* **What this exercise asks**
(1) Decide whether each statement agrees with the linguistics glossary below. Answer yes or no and quote the glossary's deciding words: (a) Pierre Bourdieu coined the term "linguistic marketplace." (b) A lineage is a language grouping of one particular age. (c) A lexifier language supplies most of the vocabulary of a creole or pidgin.
(2) Pick up the linguistics glossary below after its last entry. Continue it with further entries, each giving a term followed by a dash and a short definition.

* **Document excerpt**

Isolating morphology

– one morpheme, one word; in English, the phrase
I see the boy
counts as four morphemes and four words; see
Polysynthetic morphology
.

Lexifier language

– language providing the majority of the vocabulary and structural base of a creole or pidgin language.

Lineage

– a cover term for any language grouping of any age.

Linguistic marketplace

– a term coined by French sociologist, Pierre Bourdieu, referring to the market values different languages have in accord with the perceived socioeconomic status and the prestige of the social groups who speak them.

Linguistic reconstruction

– retrospective activity whereby historical records of a language are compared in order to hypothesize what the protolanguage might have been like.

Logogram

– an abstract symbol uniformly interpreted as particular sequences of sounds.

Manner of articulation

– interactions of the articulators (tongue, teeth, palate, velum) when making a speech sound; the kinds of closures and interactions that produce stops, fricatives, affricates, trills, etc.

* **Provided records**
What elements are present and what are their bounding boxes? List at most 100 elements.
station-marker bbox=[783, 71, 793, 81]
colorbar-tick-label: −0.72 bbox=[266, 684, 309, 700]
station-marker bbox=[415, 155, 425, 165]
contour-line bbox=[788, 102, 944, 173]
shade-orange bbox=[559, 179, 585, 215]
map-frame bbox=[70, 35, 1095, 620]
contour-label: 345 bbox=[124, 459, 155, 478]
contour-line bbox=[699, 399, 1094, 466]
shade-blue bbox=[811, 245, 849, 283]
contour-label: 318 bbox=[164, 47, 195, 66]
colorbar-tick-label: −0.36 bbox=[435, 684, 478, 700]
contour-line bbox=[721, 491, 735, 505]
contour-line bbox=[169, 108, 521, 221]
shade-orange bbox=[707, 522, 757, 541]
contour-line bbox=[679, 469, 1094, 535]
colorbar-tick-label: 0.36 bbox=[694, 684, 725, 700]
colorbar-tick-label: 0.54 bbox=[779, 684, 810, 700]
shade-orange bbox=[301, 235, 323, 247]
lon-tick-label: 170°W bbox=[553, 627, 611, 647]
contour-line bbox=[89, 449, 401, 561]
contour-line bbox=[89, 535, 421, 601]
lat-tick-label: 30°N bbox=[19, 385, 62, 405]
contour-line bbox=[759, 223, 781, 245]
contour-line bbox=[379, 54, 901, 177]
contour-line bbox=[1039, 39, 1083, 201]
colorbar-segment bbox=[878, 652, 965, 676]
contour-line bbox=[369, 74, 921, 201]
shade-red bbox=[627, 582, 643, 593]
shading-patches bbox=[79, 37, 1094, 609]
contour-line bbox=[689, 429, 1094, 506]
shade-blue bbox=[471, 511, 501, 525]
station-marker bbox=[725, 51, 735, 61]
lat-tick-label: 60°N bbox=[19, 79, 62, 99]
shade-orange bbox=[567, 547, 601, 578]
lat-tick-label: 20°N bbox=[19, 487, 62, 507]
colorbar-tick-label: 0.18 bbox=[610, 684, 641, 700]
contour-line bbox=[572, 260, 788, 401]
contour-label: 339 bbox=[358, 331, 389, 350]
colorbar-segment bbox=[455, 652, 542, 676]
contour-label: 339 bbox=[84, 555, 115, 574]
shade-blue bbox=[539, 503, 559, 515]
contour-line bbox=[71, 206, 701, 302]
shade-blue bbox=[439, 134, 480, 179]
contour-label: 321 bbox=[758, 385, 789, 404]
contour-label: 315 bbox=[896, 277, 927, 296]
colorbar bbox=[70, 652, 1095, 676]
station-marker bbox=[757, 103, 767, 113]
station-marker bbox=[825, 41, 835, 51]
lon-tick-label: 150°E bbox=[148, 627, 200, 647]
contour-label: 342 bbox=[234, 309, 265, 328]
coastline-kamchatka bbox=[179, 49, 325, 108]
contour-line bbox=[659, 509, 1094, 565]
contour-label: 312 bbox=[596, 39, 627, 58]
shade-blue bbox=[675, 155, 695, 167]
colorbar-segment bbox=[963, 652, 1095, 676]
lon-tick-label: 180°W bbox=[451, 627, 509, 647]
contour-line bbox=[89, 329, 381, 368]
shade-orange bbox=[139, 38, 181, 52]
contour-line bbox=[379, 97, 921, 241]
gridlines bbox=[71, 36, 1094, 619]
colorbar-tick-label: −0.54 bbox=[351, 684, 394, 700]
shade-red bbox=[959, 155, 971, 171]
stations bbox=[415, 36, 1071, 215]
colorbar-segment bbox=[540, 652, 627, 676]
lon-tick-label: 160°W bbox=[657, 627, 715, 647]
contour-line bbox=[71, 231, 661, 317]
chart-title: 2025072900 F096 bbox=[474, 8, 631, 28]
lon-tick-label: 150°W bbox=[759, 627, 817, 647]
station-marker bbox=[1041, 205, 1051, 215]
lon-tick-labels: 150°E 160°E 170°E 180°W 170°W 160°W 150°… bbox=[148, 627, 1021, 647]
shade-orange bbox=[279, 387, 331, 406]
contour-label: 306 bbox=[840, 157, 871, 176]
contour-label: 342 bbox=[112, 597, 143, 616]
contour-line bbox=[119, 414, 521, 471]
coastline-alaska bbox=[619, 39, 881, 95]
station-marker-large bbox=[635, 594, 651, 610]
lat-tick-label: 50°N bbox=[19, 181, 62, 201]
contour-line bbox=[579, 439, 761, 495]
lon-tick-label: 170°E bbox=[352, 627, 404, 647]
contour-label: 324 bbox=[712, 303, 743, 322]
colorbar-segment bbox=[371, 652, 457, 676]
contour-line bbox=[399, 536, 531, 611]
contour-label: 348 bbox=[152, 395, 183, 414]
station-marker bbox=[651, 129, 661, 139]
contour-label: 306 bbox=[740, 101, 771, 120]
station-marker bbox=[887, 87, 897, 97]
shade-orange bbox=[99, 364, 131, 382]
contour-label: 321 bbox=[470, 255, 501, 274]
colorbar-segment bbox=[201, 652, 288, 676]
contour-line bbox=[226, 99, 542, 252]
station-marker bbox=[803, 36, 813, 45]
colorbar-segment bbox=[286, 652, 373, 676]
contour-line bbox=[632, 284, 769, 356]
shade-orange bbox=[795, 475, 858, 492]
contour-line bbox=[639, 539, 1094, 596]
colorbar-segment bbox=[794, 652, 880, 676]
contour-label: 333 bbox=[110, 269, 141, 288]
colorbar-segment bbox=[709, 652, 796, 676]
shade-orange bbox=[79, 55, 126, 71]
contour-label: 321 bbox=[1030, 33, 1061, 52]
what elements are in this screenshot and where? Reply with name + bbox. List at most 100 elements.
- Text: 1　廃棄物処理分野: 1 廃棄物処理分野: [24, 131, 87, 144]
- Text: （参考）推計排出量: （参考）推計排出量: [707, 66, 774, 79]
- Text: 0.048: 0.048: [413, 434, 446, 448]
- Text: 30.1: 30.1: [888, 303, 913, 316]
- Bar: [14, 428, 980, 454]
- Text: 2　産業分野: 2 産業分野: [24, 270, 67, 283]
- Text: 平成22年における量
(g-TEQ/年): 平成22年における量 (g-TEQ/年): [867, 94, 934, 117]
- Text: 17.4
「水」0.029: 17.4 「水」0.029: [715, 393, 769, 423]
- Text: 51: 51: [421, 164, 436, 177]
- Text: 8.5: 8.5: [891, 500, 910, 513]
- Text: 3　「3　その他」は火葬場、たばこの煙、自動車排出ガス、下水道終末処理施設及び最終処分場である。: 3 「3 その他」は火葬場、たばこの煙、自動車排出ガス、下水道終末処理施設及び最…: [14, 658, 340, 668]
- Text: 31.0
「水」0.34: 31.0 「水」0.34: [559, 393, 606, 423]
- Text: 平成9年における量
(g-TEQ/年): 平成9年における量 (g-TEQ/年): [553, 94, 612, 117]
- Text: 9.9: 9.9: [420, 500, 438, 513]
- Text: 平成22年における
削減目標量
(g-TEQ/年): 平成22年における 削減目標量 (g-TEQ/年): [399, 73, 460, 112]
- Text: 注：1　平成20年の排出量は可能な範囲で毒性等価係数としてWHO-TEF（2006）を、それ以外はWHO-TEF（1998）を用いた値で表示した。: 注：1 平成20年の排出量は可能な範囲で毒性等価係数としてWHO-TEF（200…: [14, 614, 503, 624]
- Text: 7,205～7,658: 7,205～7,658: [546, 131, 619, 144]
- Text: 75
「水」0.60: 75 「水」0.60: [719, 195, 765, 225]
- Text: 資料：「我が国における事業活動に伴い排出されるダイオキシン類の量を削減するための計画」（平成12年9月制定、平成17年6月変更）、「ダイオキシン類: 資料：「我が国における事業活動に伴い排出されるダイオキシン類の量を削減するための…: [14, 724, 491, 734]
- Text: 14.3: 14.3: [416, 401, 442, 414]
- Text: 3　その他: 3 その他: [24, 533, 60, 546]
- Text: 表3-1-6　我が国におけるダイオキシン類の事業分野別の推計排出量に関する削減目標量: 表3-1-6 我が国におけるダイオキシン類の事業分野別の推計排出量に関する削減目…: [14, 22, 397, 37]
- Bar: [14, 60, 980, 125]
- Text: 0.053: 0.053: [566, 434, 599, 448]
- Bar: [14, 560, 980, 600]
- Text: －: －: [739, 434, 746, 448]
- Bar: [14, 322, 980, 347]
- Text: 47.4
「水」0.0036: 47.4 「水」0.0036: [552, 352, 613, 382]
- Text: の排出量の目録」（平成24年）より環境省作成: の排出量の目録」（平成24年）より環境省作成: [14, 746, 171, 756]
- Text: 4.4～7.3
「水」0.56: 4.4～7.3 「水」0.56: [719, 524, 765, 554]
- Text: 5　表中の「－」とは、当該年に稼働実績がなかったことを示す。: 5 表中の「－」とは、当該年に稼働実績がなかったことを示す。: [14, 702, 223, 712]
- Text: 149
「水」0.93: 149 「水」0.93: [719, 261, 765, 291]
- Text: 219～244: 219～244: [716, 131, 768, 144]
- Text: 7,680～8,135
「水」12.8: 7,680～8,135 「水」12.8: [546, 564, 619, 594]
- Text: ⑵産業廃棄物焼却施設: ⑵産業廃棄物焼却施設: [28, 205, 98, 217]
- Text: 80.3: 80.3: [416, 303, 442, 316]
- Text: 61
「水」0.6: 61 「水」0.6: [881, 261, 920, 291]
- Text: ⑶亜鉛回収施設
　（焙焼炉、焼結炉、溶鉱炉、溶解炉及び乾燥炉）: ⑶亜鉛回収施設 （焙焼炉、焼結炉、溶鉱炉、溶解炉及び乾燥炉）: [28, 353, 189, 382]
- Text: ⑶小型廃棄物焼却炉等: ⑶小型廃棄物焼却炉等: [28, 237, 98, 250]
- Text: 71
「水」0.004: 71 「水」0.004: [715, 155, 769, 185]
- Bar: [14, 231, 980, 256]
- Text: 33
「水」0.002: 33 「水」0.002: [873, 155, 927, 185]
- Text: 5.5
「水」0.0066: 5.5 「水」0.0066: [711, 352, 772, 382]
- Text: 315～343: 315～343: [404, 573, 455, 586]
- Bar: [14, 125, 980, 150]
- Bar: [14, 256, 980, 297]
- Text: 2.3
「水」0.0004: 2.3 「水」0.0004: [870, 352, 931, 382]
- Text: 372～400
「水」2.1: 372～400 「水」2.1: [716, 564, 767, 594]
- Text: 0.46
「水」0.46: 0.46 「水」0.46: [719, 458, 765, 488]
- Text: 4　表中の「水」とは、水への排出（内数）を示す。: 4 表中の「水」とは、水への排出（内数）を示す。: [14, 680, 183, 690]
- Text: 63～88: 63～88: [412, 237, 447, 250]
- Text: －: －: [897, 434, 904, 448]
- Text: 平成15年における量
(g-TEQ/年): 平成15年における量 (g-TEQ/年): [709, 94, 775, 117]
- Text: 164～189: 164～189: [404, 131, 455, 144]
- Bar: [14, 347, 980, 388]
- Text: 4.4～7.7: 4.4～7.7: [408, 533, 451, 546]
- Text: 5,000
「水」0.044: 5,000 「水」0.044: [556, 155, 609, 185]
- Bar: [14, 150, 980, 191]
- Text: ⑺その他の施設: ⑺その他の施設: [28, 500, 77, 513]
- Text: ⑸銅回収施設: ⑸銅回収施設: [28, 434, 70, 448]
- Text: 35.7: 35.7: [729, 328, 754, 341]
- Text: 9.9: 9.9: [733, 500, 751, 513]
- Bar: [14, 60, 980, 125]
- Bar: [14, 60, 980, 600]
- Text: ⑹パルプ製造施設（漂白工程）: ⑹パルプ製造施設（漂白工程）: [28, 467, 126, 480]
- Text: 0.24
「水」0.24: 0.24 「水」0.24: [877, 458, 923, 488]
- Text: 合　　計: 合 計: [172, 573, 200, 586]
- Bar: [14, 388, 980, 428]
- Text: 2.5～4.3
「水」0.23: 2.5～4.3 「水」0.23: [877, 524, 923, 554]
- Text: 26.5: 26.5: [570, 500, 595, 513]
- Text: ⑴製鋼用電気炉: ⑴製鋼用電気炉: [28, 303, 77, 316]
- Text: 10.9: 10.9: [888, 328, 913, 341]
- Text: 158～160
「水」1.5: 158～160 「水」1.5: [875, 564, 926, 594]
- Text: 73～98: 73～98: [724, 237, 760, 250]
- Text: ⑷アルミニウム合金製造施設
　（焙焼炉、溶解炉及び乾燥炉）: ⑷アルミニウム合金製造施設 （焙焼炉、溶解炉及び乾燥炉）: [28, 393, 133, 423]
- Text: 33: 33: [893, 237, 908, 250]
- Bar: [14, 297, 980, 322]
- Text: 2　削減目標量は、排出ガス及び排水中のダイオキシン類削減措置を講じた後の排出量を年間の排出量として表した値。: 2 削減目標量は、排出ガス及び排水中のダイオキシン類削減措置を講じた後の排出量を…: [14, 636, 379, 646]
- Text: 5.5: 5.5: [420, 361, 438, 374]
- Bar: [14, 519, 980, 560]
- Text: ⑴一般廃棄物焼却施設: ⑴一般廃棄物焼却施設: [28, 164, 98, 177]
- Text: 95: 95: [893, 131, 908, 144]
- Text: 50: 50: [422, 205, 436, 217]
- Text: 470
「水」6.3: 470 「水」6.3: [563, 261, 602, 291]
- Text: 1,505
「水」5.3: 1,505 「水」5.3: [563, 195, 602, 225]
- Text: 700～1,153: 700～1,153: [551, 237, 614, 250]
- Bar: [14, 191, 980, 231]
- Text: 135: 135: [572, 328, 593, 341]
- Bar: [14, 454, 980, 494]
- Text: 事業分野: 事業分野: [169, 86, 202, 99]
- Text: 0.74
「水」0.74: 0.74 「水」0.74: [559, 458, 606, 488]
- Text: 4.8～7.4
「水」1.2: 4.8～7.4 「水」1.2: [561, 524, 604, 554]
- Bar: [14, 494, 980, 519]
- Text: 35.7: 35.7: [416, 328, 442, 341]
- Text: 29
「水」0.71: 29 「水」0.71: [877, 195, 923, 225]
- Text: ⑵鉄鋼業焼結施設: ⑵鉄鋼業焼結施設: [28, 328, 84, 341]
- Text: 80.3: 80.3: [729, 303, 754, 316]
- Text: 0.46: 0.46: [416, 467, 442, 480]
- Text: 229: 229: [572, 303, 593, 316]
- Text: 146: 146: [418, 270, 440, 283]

* **Answer section**
(1)
(a) Yes: "a term coined by French sociologist, Pierre Bourdieu"
(b) No: "a cover term for any language grouping of any age"
(c) Yes: "language providing the majority of the vocabulary and structural base of a creole or pidgin language"

(2)
Marking

– typically prefixes, infixes, or suffixes that show grammatical relationships.

Morpheme

– the smallest meaningful component part of a word; the word
unbuckle
is composed of two morphemes,
un-
(a bound morpheme) and
buckle
(a free morpheme).

MtDNA

– mitochondrial DNA, found outside the nucleus in a cellular organelle called the mitochondrion; it does not recombine, and it is passed from the mother to all offspring.

Nation

– an imagined community that aligns with a sociopolitical structure and that also presupposes a willingness on the part of the members of the community to cohere culturally; often comes with a belief that the nation should be monolingual.

Natural class

– class of sounds that share one or more common features, such as voiceless stops in English, which include [b, d, g].

Ontogeny

– the individual development of an organism; see
Phylogeny
.

Perfective

– an aspectual distinction denoting completed actions common in Slavic languages.

Phenotype

– the particular set of characteristics of an organism, many of which are observable; see
Genotype
.

Philology

– the practice of taking language out of context in order to study it; traditionally understood as the study of language and its development, and, more specifically, the study of European languages for the purpose of reconstructing their history.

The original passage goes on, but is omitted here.